### TASK GOAL
Within the material below, find each line bearing the word "Number" and present it.

Figure record extracts:
++++++++
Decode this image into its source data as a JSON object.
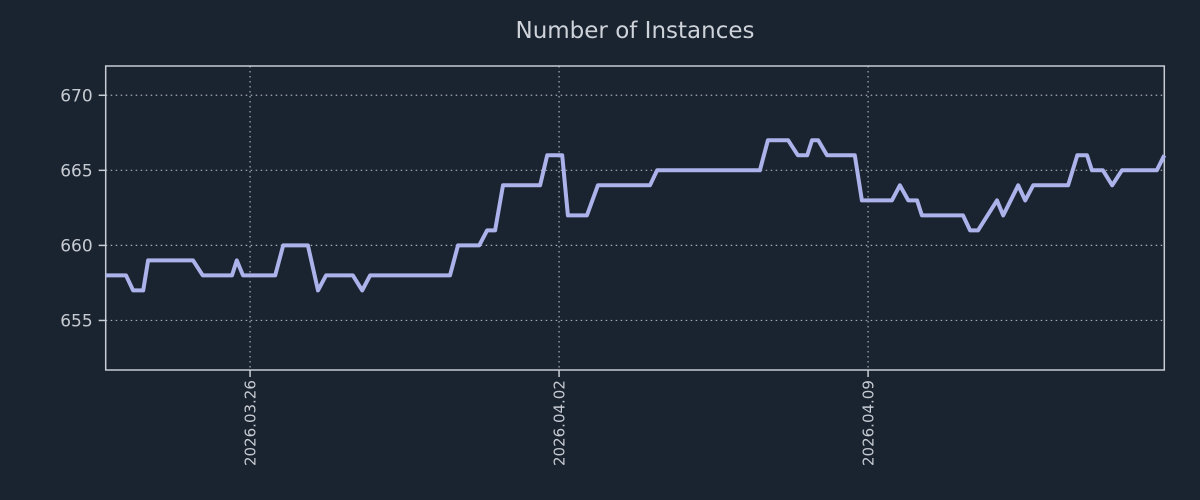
{
  "title": "Number of Instances",
  "colors": {
    "background": "#1a2330",
    "line": "#acb2ea",
    "grid": "#a9aeb6",
    "axis": "#c8cdd4",
    "tick_text": "#c6cad1",
    "title_text": "#ced2d9"
  },
  "chart_data": {
    "type": "line",
    "title": "Number of Instances",
    "xlabel": "",
    "ylabel": "",
    "grid": "dotted",
    "legend": "none",
    "x_unit": "days from left edge of plot",
    "xlim": [
      0,
      23.98
    ],
    "ylim": [
      651.7,
      671.95
    ],
    "x_ticks": [
      {
        "pos": 3.27,
        "label": "2026.03.26"
      },
      {
        "pos": 10.27,
        "label": "2026.04.02"
      },
      {
        "pos": 17.27,
        "label": "2026.04.09"
      }
    ],
    "y_ticks": [
      {
        "pos": 655,
        "label": "655"
      },
      {
        "pos": 660,
        "label": "660"
      },
      {
        "pos": 665,
        "label": "665"
      },
      {
        "pos": 670,
        "label": "670"
      }
    ],
    "series": [
      {
        "name": "Number of Instances",
        "points": [
          [
            0.0,
            658
          ],
          [
            0.46,
            658
          ],
          [
            0.62,
            657
          ],
          [
            0.85,
            657
          ],
          [
            0.96,
            659
          ],
          [
            1.98,
            659
          ],
          [
            2.2,
            658
          ],
          [
            2.86,
            658
          ],
          [
            2.97,
            659
          ],
          [
            3.11,
            658
          ],
          [
            3.84,
            658
          ],
          [
            4.02,
            660
          ],
          [
            4.58,
            660
          ],
          [
            4.81,
            657
          ],
          [
            4.99,
            658
          ],
          [
            5.6,
            658
          ],
          [
            5.81,
            657
          ],
          [
            5.99,
            658
          ],
          [
            7.8,
            658
          ],
          [
            7.98,
            660
          ],
          [
            8.46,
            660
          ],
          [
            8.64,
            661
          ],
          [
            8.82,
            661
          ],
          [
            9.0,
            664
          ],
          [
            9.84,
            664
          ],
          [
            10.0,
            666
          ],
          [
            10.34,
            666
          ],
          [
            10.47,
            662
          ],
          [
            10.9,
            662
          ],
          [
            11.15,
            664
          ],
          [
            12.33,
            664
          ],
          [
            12.49,
            665
          ],
          [
            14.82,
            665
          ],
          [
            15.0,
            667
          ],
          [
            15.46,
            667
          ],
          [
            15.68,
            666
          ],
          [
            15.89,
            666
          ],
          [
            16.0,
            667
          ],
          [
            16.14,
            667
          ],
          [
            16.34,
            666
          ],
          [
            16.97,
            666
          ],
          [
            17.13,
            663
          ],
          [
            17.81,
            663
          ],
          [
            17.99,
            664
          ],
          [
            18.18,
            663
          ],
          [
            18.38,
            663
          ],
          [
            18.49,
            662
          ],
          [
            19.42,
            662
          ],
          [
            19.58,
            661
          ],
          [
            19.76,
            661
          ],
          [
            20.19,
            663
          ],
          [
            20.33,
            662
          ],
          [
            20.67,
            664
          ],
          [
            20.83,
            663
          ],
          [
            21.01,
            664
          ],
          [
            21.8,
            664
          ],
          [
            22.01,
            666
          ],
          [
            22.23,
            666
          ],
          [
            22.34,
            665
          ],
          [
            22.59,
            665
          ],
          [
            22.8,
            664
          ],
          [
            23.02,
            665
          ],
          [
            23.81,
            665
          ],
          [
            23.98,
            666
          ]
        ]
      }
    ]
  }
}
++++++++
### FINAL RESULT
  "title": "Number of Instances",
    "title": "Number of Instances",
        "name": "Number of Instances",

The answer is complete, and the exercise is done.